*EXERCISE DIRECTIONS*: Work through the following lines and count those that hold the word "Субсидии". Reply with that number only.

*PROVIDED MATERIAL*:
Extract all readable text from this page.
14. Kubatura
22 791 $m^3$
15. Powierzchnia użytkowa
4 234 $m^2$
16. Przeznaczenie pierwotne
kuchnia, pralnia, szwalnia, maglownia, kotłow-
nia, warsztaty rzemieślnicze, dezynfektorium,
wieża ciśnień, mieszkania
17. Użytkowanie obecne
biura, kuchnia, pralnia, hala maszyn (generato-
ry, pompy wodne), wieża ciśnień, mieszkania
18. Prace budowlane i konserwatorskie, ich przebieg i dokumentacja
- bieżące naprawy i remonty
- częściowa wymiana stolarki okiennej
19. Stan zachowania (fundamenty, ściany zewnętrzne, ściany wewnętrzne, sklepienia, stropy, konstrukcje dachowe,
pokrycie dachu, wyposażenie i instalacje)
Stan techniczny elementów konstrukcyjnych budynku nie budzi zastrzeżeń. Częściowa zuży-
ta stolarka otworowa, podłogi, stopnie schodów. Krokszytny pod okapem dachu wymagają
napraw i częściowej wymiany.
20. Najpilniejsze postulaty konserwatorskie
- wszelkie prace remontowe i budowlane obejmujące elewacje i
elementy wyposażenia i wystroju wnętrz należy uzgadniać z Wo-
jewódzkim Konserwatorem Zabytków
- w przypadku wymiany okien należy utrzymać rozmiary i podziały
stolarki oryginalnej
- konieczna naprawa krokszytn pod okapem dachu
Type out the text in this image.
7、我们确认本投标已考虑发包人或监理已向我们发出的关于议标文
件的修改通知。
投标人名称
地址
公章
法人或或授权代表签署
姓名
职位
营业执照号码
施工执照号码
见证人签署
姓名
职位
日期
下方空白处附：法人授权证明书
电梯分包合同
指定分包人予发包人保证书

--

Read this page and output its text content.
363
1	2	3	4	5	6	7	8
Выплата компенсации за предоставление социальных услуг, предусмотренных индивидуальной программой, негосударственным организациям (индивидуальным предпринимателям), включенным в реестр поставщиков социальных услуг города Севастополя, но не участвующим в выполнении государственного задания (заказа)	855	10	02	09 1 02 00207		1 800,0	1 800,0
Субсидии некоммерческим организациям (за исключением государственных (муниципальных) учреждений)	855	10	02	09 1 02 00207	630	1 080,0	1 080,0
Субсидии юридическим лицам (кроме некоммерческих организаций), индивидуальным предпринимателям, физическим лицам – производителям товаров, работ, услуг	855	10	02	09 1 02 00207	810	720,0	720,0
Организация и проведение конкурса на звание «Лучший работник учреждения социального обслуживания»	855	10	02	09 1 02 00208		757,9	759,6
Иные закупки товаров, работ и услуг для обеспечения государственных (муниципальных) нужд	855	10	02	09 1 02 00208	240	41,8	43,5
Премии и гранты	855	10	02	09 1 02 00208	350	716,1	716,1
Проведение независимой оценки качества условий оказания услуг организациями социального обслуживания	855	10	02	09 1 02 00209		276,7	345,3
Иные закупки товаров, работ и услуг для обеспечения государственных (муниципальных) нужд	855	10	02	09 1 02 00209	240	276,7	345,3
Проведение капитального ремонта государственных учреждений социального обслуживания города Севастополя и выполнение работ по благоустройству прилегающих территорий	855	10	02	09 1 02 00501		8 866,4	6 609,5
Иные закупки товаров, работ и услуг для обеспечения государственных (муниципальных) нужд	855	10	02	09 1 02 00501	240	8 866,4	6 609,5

*RESPONSE*: 2